= Exercise prompt =
Write out the listing below without alteration, omitting its pictures.
↓↓↓
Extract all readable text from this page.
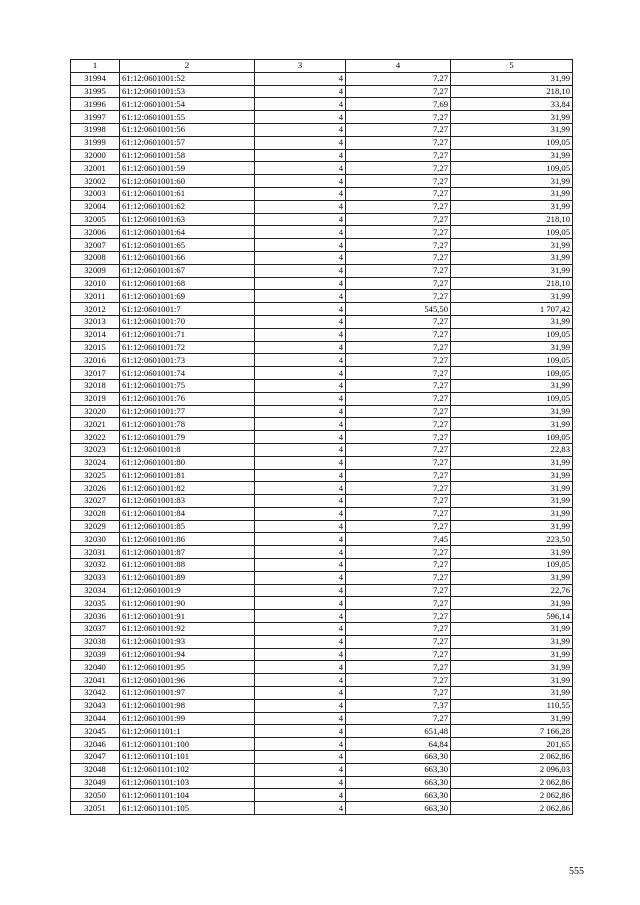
1	2	3	4	5
31994	61:12:0601001:52	4	7,27	31,99
31995	61:12:0601001:53	4	7,27	218,10
31996	61:12:0601001:54	4	7,69	33,84
31997	61:12:0601001:55	4	7,27	31,99
31998	61:12:0601001:56	4	7,27	31,99
31999	61:12:0601001:57	4	7,27	109,05
32000	61:12:0601001:58	4	7,27	31,99
32001	61:12:0601001:59	4	7,27	109,05
32002	61:12:0601001:60	4	7,27	31,99
32003	61:12:0601001:61	4	7,27	31,99
32004	61:12:0601001:62	4	7,27	31,99
32005	61:12:0601001:63	4	7,27	218,10
32006	61:12:0601001:64	4	7,27	109,05
32007	61:12:0601001:65	4	7,27	31,99
32008	61:12:0601001:66	4	7,27	31,99
32009	61:12:0601001:67	4	7,27	31,99
32010	61:12:0601001:68	4	7,27	218,10
32011	61:12:0601001:69	4	7,27	31,99
32012	61:12:0601001:7	4	545,50	1 707,42
32013	61:12:0601001:70	4	7,27	31,99
32014	61:12:0601001:71	4	7,27	109,05
32015	61:12:0601001:72	4	7,27	31,99
32016	61:12:0601001:73	4	7,27	109,05
32017	61:12:0601001:74	4	7,27	109,05
32018	61:12:0601001:75	4	7,27	31,99
32019	61:12:0601001:76	4	7,27	109,05
32020	61:12:0601001:77	4	7,27	31,99
32021	61:12:0601001:78	4	7,27	31,99
32022	61:12:0601001:79	4	7,27	109,05
32023	61:12:0601001:8	4	7,27	22,83
32024	61:12:0601001:80	4	7,27	31,99
32025	61:12:0601001:81	4	7,27	31,99
32026	61:12:0601001:82	4	7,27	31,99
32027	61:12:0601001:83	4	7,27	31,99
32028	61:12:0601001:84	4	7,27	31,99
32029	61:12:0601001:85	4	7,27	31,99
32030	61:12:0601001:86	4	7,45	223,50
32031	61:12:0601001:87	4	7,27	31,99
32032	61:12:0601001:88	4	7,27	109,05
32033	61:12:0601001:89	4	7,27	31,99
32034	61:12:0601001:9	4	7,27	22,76
32035	61:12:0601001:90	4	7,27	31,99
32036	61:12:0601001:91	4	7,27	596,14
32037	61:12:0601001:92	4	7,27	31,99
32038	61:12:0601001:93	4	7,27	31,99
32039	61:12:0601001:94	4	7,27	31,99
32040	61:12:0601001:95	4	7,27	31,99
32041	61:12:0601001:96	4	7,27	31,99
32042	61:12:0601001:97	4	7,27	31,99
32043	61:12:0601001:98	4	7,37	110,55
32044	61:12:0601001:99	4	7,27	31,99
32045	61:12:0601101:1	4	651,48	7 166,28
32046	61:12:0601101:100	4	64,84	201,65
32047	61:12:0601101:101	4	663,30	2 062,86
32048	61:12:0601101:102	4	663,30	2 096,03
32049	61:12:0601101:103	4	663,30	2 062,86
32050	61:12:0601101:104	4	663,30	2 062,86
32051	61:12:0601101:105	4	663,30	2 062,86
555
↑↑↑
= Final answer =
Extract all readable text from this page.
1	2	3	4	5
31994	61:12:0601001:52	4	7,27	31,99
31995	61:12:0601001:53	4	7,27	218,10
31996	61:12:0601001:54	4	7,69	33,84
31997	61:12:0601001:55	4	7,27	31,99
31998	61:12:0601001:56	4	7,27	31,99
31999	61:12:0601001:57	4	7,27	109,05
32000	61:12:0601001:58	4	7,27	31,99
32001	61:12:0601001:59	4	7,27	109,05
32002	61:12:0601001:60	4	7,27	31,99
32003	61:12:0601001:61	4	7,27	31,99
32004	61:12:0601001:62	4	7,27	31,99
32005	61:12:0601001:63	4	7,27	218,10
32006	61:12:0601001:64	4	7,27	109,05
32007	61:12:0601001:65	4	7,27	31,99
32008	61:12:0601001:66	4	7,27	31,99
32009	61:12:0601001:67	4	7,27	31,99
32010	61:12:0601001:68	4	7,27	218,10
32011	61:12:0601001:69	4	7,27	31,99
32012	61:12:0601001:7	4	545,50	1 707,42
32013	61:12:0601001:70	4	7,27	31,99
32014	61:12:0601001:71	4	7,27	109,05
32015	61:12:0601001:72	4	7,27	31,99
32016	61:12:0601001:73	4	7,27	109,05
32017	61:12:0601001:74	4	7,27	109,05
32018	61:12:0601001:75	4	7,27	31,99
32019	61:12:0601001:76	4	7,27	109,05
32020	61:12:0601001:77	4	7,27	31,99
32021	61:12:0601001:78	4	7,27	31,99
32022	61:12:0601001:79	4	7,27	109,05
32023	61:12:0601001:8	4	7,27	22,83
32024	61:12:0601001:80	4	7,27	31,99
32025	61:12:0601001:81	4	7,27	31,99
32026	61:12:0601001:82	4	7,27	31,99
32027	61:12:0601001:83	4	7,27	31,99
32028	61:12:0601001:84	4	7,27	31,99
32029	61:12:0601001:85	4	7,27	31,99
32030	61:12:0601001:86	4	7,45	223,50
32031	61:12:0601001:87	4	7,27	31,99
32032	61:12:0601001:88	4	7,27	109,05
32033	61:12:0601001:89	4	7,27	31,99
32034	61:12:0601001:9	4	7,27	22,76
32035	61:12:0601001:90	4	7,27	31,99
32036	61:12:0601001:91	4	7,27	596,14
32037	61:12:0601001:92	4	7,27	31,99
32038	61:12:0601001:93	4	7,27	31,99
32039	61:12:0601001:94	4	7,27	31,99
32040	61:12:0601001:95	4	7,27	31,99
32041	61:12:0601001:96	4	7,27	31,99
32042	61:12:0601001:97	4	7,27	31,99
32043	61:12:0601001:98	4	7,37	110,55
32044	61:12:0601001:99	4	7,27	31,99
32045	61:12:0601101:1	4	651,48	7 166,28
32046	61:12:0601101:100	4	64,84	201,65
32047	61:12:0601101:101	4	663,30	2 062,86
32048	61:12:0601101:102	4	663,30	2 096,03
32049	61:12:0601101:103	4	663,30	2 062,86
32050	61:12:0601101:104	4	663,30	2 062,86
32051	61:12:0601101:105	4	663,30	2 062,86
555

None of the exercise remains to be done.